## START Entries supplied
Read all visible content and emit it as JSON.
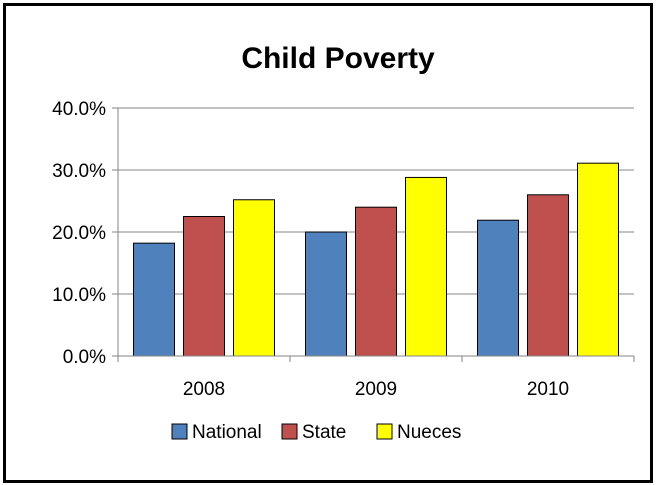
{
  "chart_data": {
    "type": "bar",
    "title": "Child Poverty",
    "categories": [
      "2008",
      "2009",
      "2010"
    ],
    "series": [
      {
        "name": "National",
        "values": [
          18.2,
          20.0,
          21.9
        ],
        "color": "#4F81BD"
      },
      {
        "name": "State",
        "values": [
          22.5,
          24.0,
          26.0
        ],
        "color": "#C0504D"
      },
      {
        "name": "Nueces",
        "values": [
          25.2,
          28.8,
          31.1
        ],
        "color": "#FFFF00"
      }
    ],
    "ylim": [
      0,
      40
    ],
    "yticks": [
      "0.0%",
      "10.0%",
      "20.0%",
      "30.0%",
      "40.0%"
    ],
    "grid": true,
    "legend_position": "bottom"
  }
}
## END Entries supplied
Problem description ▸ Give the entries again word for word, but skip the pictures.

Written answer ▸
Read all visible content and emit it as JSON.
{
  "chart_data": {
    "type": "bar",
    "title": "Child Poverty",
    "categories": [
      "2008",
      "2009",
      "2010"
    ],
    "series": [
      {
        "name": "National",
        "values": [
          18.2,
          20.0,
          21.9
        ],
        "color": "#4F81BD"
      },
      {
        "name": "State",
        "values": [
          22.5,
          24.0,
          26.0
        ],
        "color": "#C0504D"
      },
      {
        "name": "Nueces",
        "values": [
          25.2,
          28.8,
          31.1
        ],
        "color": "#FFFF00"
      }
    ],
    "ylim": [
      0,
      40
    ],
    "yticks": [
      "0.0%",
      "10.0%",
      "20.0%",
      "30.0%",
      "40.0%"
    ],
    "grid": true,
    "legend_position": "bottom"
  }
}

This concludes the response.